***** Dataset entries *****
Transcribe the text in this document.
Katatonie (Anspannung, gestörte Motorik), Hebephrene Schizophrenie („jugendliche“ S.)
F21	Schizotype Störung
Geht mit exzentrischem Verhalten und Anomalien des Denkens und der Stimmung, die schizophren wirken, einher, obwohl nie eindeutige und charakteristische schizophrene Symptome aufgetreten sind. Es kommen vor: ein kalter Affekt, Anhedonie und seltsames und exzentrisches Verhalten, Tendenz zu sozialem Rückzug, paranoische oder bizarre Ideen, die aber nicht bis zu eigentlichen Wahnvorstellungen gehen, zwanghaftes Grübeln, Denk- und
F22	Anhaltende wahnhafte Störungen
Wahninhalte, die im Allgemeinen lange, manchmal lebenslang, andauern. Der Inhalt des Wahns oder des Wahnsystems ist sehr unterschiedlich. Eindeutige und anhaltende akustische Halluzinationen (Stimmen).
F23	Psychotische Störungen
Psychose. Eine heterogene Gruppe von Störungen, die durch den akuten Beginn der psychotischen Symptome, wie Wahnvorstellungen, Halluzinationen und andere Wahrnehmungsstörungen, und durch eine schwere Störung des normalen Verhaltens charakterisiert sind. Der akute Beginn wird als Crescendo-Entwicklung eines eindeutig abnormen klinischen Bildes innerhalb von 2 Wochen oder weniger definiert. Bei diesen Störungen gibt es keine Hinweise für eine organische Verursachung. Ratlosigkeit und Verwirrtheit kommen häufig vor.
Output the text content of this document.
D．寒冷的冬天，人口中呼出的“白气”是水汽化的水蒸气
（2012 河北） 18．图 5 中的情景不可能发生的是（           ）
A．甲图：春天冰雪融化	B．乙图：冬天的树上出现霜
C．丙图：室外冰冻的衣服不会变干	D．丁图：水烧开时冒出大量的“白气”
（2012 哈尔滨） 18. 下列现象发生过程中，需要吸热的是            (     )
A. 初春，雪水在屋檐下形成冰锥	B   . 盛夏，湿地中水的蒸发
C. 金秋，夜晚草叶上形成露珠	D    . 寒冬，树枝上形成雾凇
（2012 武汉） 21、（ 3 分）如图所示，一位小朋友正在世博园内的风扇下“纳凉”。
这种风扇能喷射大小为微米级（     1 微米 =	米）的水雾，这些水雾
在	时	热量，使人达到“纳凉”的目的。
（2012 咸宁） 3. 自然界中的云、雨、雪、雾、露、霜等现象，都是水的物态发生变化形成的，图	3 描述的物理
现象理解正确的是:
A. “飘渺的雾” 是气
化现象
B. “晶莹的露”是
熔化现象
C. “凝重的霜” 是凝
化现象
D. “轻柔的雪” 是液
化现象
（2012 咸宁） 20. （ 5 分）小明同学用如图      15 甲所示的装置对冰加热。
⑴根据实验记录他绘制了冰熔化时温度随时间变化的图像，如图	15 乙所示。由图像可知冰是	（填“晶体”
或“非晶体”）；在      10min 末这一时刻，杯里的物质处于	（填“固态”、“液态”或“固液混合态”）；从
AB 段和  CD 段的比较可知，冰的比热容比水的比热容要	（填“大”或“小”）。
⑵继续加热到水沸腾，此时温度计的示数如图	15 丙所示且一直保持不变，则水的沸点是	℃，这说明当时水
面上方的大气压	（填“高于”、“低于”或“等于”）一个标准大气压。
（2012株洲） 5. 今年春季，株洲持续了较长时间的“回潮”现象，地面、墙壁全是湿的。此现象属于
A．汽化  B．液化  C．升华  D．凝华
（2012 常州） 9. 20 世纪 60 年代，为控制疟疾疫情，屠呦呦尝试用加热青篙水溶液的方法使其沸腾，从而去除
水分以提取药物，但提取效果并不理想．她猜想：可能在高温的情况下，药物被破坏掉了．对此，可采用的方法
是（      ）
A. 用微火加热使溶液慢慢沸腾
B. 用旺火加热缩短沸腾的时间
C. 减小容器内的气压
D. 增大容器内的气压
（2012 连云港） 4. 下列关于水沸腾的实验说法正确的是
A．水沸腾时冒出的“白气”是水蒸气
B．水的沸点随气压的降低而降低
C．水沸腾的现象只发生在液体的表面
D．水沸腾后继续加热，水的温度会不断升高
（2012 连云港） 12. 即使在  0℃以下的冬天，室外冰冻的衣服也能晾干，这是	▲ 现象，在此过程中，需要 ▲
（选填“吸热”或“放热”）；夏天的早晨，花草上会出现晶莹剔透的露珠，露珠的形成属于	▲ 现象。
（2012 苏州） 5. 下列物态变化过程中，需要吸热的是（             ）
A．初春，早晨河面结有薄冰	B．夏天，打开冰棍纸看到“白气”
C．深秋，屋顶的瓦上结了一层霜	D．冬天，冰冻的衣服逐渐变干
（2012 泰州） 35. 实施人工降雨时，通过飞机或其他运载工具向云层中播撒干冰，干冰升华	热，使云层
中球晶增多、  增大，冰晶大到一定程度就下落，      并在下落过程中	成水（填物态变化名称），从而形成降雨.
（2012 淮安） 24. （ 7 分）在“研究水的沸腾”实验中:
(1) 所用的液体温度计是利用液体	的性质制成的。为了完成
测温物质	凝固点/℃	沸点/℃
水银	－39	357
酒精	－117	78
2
*****
Given instruction. Look through the listing and extract every line with "this" in it.

Correct output.
Transcribe the text in this document.
Output the text content of this document.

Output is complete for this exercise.